● **GOAL**
Put every line of the items below into a JSON list of strings, one string per line, skipping blank lines and leaving out the pictures.

● **DATA TO USE**
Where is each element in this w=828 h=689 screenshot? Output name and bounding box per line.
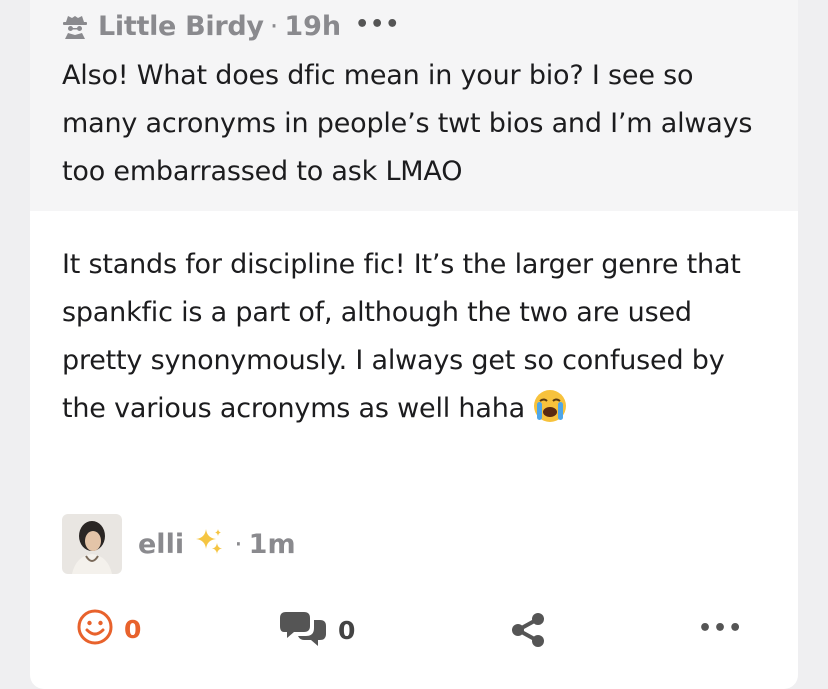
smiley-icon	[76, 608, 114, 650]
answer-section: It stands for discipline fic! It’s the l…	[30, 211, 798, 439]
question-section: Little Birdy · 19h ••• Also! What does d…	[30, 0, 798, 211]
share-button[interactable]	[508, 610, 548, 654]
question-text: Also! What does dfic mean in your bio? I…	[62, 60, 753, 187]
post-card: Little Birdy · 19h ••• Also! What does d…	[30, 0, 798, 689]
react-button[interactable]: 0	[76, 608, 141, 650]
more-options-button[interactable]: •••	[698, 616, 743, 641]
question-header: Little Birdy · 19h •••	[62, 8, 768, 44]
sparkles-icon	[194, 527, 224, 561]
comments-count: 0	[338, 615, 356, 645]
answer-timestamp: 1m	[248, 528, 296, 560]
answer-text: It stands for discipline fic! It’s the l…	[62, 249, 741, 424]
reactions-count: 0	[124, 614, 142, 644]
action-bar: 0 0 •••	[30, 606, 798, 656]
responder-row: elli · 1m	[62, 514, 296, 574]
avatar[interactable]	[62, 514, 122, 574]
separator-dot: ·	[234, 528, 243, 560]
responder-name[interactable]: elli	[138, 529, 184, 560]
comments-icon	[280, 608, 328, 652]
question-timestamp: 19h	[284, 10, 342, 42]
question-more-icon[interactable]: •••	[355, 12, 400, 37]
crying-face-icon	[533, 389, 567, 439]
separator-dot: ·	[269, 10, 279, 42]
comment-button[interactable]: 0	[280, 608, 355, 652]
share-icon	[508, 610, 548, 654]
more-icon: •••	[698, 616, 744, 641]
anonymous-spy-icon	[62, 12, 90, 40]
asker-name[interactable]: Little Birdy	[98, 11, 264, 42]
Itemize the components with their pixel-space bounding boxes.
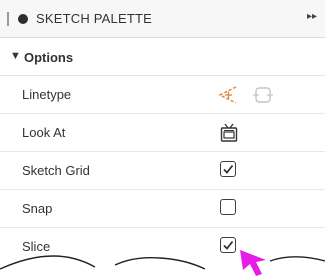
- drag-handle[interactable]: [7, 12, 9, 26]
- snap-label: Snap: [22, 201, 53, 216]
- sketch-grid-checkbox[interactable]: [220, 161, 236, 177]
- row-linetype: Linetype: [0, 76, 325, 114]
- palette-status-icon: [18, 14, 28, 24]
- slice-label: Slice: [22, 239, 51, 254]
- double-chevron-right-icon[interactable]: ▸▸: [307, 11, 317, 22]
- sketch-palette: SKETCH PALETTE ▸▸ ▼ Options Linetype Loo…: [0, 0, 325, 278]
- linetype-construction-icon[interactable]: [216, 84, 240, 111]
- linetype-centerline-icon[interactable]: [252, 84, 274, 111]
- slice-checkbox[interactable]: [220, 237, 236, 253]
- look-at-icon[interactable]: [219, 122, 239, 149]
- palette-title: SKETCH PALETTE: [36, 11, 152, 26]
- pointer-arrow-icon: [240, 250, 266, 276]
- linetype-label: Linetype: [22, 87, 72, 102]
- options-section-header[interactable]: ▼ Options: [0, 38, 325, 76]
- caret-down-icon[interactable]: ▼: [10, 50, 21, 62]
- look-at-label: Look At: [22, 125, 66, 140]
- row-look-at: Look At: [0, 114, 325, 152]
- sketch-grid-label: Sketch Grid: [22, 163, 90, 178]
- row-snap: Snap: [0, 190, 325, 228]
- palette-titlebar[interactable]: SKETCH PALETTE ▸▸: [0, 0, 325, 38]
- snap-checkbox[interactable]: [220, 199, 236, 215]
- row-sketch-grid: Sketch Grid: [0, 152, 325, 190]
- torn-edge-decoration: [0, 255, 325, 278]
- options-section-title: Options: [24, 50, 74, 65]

● **OUTPUT OF THE EXERCISE**
[
  "Where is each element in this w=828 h=689 screenshot? Output name and bounding box per line.",
  "smiley-icon\t[76, 608, 114, 650]",
  "answer-section: It stands for discipline fic! It’s the l…\t[30, 211, 798, 439]",
  "question-section: Little Birdy · 19h ••• Also! What does d…\t[30, 0, 798, 211]",
  "share-button[interactable]\t[508, 610, 548, 654]",
  "question-text: Also! What does dfic mean in your bio? I…\t[62, 60, 753, 187]",
  "post-card: Little Birdy · 19h ••• Also! What does d…\t[30, 0, 798, 689]",
  "react-button[interactable]: 0\t[76, 608, 141, 650]",
  "more-options-button[interactable]: •••\t[698, 616, 743, 641]",
  "question-header: Little Birdy · 19h •••\t[62, 8, 768, 44]",
  "sparkles-icon\t[194, 527, 224, 561]",
  "comments-count: 0\t[338, 615, 356, 645]",
  "answer-timestamp: 1m\t[248, 528, 296, 560]",
  "answer-text: It stands for discipline fic! It’s the l…\t[62, 249, 741, 424]",
  "reactions-count: 0\t[124, 614, 142, 644]",
  "action-bar: 0 0 •••\t[30, 606, 798, 656]",
  "responder-row: elli · 1m\t[62, 514, 296, 574]",
  "avatar[interactable]\t[62, 514, 122, 574]",
  "separator-dot: ·\t[234, 528, 243, 560]",
  "responder-name[interactable]: elli\t[138, 529, 184, 560]",
  "comments-icon\t[280, 608, 328, 652]",
  "question-timestamp: 19h\t[284, 10, 342, 42]",
  "question-more-icon[interactable]: •••\t[355, 12, 400, 37]",
  "crying-face-icon\t[533, 389, 567, 439]",
  "separator-dot: ·\t[269, 10, 279, 42]",
  "comment-button[interactable]: 0\t[280, 608, 355, 652]",
  "share-icon\t[508, 610, 548, 654]",
  "more-icon: •••\t[698, 616, 744, 641]",
  "anonymous-spy-icon\t[62, 12, 90, 40]",
  "asker-name[interactable]: Little Birdy\t[98, 11, 264, 42]",
  "Itemize the components with their pixel-space bounding boxes.",
  "- drag-handle[interactable]: [7, 12, 9, 26]",
  "- snap-label: Snap: [22, 201, 53, 216]",
  "- sketch-grid-checkbox[interactable]: [220, 161, 236, 177]",
  "- row-linetype: Linetype: [0, 76, 325, 114]",
  "- palette-status-icon: [18, 14, 28, 24]",
  "- slice-label: Slice: [22, 239, 51, 254]",
  "- double-chevron-right-icon[interactable]: ▸▸: [307, 11, 317, 22]",
  "- sketch-palette: SKETCH PALETTE ▸▸ ▼ Options Linetype Loo…: [0, 0, 325, 278]",
  "- linetype-construction-icon[interactable]: [216, 84, 240, 111]",
  "- linetype-centerline-icon[interactable]: [252, 84, 274, 111]",
  "- slice-checkbox[interactable]: [220, 237, 236, 253]",
  "- look-at-icon[interactable]: [219, 122, 239, 149]",
  "- palette-title: SKETCH PALETTE: [36, 11, 152, 26]",
  "- pointer-arrow-icon: [240, 250, 266, 276]",
  "- linetype-label: Linetype: [22, 87, 72, 102]",
  "- options-section-header[interactable]: ▼ Options: [0, 38, 325, 76]",
  "- caret-down-icon[interactable]: ▼: [10, 50, 21, 62]",
  "- look-at-label: Look At: [22, 125, 66, 140]",
  "- row-look-at: Look At: [0, 114, 325, 152]",
  "- sketch-grid-label: Sketch Grid: [22, 163, 90, 178]",
  "- row-snap: Snap: [0, 190, 325, 228]",
  "- palette-titlebar[interactable]: SKETCH PALETTE ▸▸: [0, 0, 325, 38]",
  "- snap-checkbox[interactable]: [220, 199, 236, 215]",
  "- row-sketch-grid: Sketch Grid: [0, 152, 325, 190]",
  "- torn-edge-decoration: [0, 255, 325, 278]",
  "- options-section-title: Options: [24, 50, 74, 65]"
]